Request 1
In the Kubernetes Jobs and CronJobs lesson below, how many Pods does the batch-process Job run simultaneously?

Selected excerpt
G
GuideDevOps
Lesson 12 of 17

Jobs & CronJobs

Part of the Kubernetes tutorial series.

The Problem with Deployments

Deployments are designed for long-running services:

  • Continuously running Pods
  • Self-healing if containers crash
  • Scaling based on demand

But what if you need to:

  • Run a one-time database migration?
  • Process a batch of files once and exit?
  • Clean up old data daily?

For these, use Jobs and CronJobs.


Jobs

A Job creates Pods that run until completion, then stop.

Basic Job

apiVersion: batch/v1
kind: Job
metadata:
  name: db-migration
spec:
  template:
    spec:
      containers:
      - name: migration
        image: myapp:1.0
        command: ["/app/migrate.sh"]
      restartPolicy: Never    # Don't restart on failure
  backoffLimit: 3              # Try up to 3 times before giving up
  ttlSecondsAfterFinished: 3600 # Delete job 1 hour after completion

Run a Job

kubectl apply -f job.yaml
 
# Check status
kubectl get jobs
kubectl describe job db-migration
kubectl logs job/db-migration
 
# Delete job
kubectl delete job db-migration

Job States

Job created
   ↓
Pod created → Running
   ↓
Container completes with exit code 0 → Job succeeds
   ↓
(After ttlSecondsAfterFinished) → Job deleted

Or:

Container exits with non-zero code
   ↓
If attempts < backoffLimit → Restart pod
   ↓
If attempts >= backoffLimit → Job fails

Parallel Jobs

Run multiple Pods in parallel:

apiVersion: batch/v1
kind: Job
metadata:
  name: batch-process
spec:
  parallelism: 5           # Run 5 Pods simultaneously
  completions: 100         # Total of 100 Pods needed to complete
  backoffLimit: 3
  template:
    spec:
      containers:
      - name: processor
        image: batch-processor:1.0
      restartPolicy: Never

How it works:

  • Start 5 Pods in parallel
  • When one finishes, start another
  • Keep going until 100 Pods have succeeded

Work Queue Pattern

For distributed work:

apiVersion: batch/v1
kind: Job
metadata:
  name: work-queue-job
spec:
  parallelism: 10
  completions: 10
  backoffLimit: 3
  template:
    spec:
      containers:
      - name: worker
        image: worker:latest
        env:
        - name: QUEUE_URL
          value: "rabbitmq-service:5672"

Extracted entries
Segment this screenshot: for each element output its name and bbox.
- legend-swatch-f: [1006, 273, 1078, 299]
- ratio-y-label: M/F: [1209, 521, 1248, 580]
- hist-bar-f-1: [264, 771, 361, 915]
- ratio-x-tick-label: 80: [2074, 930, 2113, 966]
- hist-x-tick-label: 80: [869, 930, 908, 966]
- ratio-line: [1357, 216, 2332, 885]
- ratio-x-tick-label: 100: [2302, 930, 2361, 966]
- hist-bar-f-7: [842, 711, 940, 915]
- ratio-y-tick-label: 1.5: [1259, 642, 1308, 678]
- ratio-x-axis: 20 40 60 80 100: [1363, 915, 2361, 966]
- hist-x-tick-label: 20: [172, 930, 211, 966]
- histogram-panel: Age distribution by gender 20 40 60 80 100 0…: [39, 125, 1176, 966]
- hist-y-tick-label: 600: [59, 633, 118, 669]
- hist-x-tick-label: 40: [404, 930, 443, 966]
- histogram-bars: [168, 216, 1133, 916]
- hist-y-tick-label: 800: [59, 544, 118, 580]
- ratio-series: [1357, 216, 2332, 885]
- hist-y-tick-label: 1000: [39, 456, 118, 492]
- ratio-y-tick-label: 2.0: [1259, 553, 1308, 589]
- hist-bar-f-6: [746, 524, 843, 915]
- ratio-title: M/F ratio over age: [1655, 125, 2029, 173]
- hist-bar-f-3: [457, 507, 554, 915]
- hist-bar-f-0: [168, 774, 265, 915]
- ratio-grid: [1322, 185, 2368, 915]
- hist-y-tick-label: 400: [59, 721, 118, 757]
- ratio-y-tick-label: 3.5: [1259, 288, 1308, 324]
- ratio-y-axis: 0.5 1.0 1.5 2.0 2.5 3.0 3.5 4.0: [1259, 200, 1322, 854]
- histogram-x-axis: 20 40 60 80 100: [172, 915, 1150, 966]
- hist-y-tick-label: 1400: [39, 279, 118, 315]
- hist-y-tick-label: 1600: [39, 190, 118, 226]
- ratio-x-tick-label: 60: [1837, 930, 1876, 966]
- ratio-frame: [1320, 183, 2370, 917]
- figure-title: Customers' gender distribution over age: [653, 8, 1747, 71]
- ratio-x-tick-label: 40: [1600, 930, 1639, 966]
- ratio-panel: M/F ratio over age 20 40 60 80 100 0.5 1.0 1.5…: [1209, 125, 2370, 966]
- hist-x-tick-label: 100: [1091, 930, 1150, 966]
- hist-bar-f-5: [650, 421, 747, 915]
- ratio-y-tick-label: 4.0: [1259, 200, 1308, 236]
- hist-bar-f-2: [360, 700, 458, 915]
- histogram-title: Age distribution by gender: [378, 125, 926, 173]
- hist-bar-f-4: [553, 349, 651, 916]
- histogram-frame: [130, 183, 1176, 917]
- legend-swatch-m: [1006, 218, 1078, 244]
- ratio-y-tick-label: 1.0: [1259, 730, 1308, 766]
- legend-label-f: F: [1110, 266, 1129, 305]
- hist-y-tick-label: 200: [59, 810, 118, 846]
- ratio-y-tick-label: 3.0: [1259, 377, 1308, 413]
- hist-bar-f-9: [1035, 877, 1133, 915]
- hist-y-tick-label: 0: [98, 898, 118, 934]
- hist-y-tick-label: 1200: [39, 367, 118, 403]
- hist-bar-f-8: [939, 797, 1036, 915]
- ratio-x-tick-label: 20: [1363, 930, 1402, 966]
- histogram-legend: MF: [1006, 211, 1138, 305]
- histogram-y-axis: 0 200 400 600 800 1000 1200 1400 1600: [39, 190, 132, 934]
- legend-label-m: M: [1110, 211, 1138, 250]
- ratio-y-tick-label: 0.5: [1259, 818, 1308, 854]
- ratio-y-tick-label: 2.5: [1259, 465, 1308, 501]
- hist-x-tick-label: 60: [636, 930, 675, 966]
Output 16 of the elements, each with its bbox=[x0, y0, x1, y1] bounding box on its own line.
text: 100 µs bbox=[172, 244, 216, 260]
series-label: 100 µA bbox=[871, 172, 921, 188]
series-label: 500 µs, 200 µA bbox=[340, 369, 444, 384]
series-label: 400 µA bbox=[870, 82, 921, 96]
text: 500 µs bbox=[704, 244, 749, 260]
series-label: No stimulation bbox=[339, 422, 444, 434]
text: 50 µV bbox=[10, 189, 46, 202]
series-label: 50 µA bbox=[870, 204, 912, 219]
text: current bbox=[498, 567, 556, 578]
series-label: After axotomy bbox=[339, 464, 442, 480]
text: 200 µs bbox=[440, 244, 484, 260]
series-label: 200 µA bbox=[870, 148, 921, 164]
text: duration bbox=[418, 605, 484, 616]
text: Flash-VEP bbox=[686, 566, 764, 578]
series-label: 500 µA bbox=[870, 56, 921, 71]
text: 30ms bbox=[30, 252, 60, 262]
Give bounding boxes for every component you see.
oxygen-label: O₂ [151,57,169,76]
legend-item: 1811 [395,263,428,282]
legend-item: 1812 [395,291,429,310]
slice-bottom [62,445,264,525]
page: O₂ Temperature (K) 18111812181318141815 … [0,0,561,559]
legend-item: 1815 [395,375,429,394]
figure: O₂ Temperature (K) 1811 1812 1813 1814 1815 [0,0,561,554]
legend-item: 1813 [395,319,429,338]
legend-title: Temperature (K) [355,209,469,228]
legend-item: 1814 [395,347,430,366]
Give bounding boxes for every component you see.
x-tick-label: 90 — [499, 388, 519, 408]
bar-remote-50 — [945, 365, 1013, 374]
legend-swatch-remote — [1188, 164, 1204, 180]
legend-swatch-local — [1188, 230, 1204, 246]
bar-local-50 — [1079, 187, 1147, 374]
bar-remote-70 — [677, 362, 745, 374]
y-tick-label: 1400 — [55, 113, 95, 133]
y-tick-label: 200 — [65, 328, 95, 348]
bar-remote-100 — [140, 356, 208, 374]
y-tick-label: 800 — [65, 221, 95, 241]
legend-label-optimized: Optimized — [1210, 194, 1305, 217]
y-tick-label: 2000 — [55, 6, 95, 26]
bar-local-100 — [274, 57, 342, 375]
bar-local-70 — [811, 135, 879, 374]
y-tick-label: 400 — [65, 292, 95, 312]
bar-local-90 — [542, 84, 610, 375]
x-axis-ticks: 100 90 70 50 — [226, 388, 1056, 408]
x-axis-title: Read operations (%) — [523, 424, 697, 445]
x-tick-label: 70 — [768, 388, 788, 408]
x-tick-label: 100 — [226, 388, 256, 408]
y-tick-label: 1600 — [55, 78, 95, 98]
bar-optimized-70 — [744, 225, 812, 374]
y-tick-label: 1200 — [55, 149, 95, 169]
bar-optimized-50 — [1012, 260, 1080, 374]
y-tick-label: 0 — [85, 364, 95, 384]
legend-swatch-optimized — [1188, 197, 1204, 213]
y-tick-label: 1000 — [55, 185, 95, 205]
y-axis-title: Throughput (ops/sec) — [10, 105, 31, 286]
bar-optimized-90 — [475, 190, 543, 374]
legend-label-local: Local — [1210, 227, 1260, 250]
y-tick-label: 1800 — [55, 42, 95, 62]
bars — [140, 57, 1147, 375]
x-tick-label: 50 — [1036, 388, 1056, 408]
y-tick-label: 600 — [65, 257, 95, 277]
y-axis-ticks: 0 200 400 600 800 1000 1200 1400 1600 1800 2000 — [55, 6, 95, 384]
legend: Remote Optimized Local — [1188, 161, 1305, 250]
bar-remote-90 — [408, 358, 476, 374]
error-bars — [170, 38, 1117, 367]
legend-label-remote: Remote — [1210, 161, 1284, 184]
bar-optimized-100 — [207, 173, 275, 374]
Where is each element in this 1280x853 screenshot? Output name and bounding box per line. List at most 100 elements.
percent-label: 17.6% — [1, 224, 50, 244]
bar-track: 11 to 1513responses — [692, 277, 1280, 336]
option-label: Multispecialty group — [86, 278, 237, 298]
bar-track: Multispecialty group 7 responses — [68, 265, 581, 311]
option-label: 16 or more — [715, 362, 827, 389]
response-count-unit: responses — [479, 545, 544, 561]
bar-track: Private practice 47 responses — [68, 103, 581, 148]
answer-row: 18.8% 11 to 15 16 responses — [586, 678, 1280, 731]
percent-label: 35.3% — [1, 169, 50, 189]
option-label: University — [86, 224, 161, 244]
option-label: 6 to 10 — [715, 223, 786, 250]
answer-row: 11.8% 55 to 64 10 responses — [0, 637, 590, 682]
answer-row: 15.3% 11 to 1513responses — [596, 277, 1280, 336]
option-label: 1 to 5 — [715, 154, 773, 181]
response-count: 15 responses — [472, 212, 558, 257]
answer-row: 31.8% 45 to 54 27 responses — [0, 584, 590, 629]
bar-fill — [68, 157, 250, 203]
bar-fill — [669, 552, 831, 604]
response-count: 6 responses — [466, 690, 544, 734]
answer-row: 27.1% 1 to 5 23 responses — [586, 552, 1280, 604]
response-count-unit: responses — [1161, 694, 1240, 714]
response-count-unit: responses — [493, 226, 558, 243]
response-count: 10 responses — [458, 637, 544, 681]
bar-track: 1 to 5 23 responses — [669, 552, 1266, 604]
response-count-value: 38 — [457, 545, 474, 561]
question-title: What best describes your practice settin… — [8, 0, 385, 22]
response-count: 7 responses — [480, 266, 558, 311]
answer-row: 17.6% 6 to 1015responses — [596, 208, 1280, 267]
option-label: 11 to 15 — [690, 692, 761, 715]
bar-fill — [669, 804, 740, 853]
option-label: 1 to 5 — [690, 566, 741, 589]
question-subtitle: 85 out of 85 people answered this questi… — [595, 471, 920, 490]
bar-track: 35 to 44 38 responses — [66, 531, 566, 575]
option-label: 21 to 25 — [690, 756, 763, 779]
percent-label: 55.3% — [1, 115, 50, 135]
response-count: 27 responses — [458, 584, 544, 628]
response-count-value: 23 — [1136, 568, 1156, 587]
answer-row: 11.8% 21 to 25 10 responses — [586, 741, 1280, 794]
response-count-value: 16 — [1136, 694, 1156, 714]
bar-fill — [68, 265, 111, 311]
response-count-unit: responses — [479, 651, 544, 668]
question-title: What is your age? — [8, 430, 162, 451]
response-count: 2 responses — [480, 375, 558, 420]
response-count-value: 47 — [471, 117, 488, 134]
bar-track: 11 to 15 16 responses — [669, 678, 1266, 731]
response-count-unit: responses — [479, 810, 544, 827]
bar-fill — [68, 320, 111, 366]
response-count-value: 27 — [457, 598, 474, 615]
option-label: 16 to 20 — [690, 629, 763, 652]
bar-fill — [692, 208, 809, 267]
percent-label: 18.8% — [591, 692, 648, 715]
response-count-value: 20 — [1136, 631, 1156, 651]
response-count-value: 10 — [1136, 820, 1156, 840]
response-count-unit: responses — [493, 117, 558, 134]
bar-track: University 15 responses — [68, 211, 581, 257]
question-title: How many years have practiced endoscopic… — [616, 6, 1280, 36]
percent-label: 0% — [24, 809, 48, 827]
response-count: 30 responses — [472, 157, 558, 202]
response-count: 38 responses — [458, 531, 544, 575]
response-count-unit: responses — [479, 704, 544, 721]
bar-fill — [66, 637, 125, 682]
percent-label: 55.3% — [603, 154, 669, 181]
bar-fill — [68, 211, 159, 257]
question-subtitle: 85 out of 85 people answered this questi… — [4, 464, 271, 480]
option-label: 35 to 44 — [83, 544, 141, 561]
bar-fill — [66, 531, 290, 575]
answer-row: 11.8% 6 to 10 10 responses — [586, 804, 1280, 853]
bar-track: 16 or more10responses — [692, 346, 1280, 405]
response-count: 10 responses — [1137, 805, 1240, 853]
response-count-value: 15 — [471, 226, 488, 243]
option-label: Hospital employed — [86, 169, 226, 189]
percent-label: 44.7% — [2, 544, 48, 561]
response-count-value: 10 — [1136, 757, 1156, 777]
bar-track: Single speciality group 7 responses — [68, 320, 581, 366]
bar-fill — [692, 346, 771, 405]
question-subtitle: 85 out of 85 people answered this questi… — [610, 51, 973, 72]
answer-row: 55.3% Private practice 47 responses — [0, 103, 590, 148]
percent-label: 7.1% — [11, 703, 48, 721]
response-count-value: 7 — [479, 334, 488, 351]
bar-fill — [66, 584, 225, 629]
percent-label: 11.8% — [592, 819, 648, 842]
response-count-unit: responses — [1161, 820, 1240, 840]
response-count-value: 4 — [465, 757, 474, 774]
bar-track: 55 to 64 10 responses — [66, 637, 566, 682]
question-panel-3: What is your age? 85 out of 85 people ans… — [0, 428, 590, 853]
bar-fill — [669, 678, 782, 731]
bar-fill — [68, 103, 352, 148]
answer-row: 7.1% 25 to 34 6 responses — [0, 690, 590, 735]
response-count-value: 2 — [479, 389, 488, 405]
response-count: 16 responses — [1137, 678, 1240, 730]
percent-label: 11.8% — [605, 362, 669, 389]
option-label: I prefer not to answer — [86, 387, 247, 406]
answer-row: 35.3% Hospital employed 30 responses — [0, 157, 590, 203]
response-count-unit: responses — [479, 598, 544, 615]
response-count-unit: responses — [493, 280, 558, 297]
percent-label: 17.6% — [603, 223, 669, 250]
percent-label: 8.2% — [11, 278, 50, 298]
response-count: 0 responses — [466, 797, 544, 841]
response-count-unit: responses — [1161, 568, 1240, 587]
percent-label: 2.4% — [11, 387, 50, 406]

Request 2
Copy word for word the stretch of the rows above from their first line through the line that contains "- ratio-x-tick-label: 100: [2302, 930, 2361, 966]".

Exercise solution 1
Five Pods.

Exercise solution 2
Segment this screenshot: for each element output its name and bbox.
- legend-swatch-f: [1006, 273, 1078, 299]
- ratio-y-label: M/F: [1209, 521, 1248, 580]
- hist-bar-f-1: [264, 771, 361, 915]
- ratio-x-tick-label: 80: [2074, 930, 2113, 966]
- hist-x-tick-label: 80: [869, 930, 908, 966]
- ratio-line: [1357, 216, 2332, 885]
- ratio-x-tick-label: 100: [2302, 930, 2361, 966]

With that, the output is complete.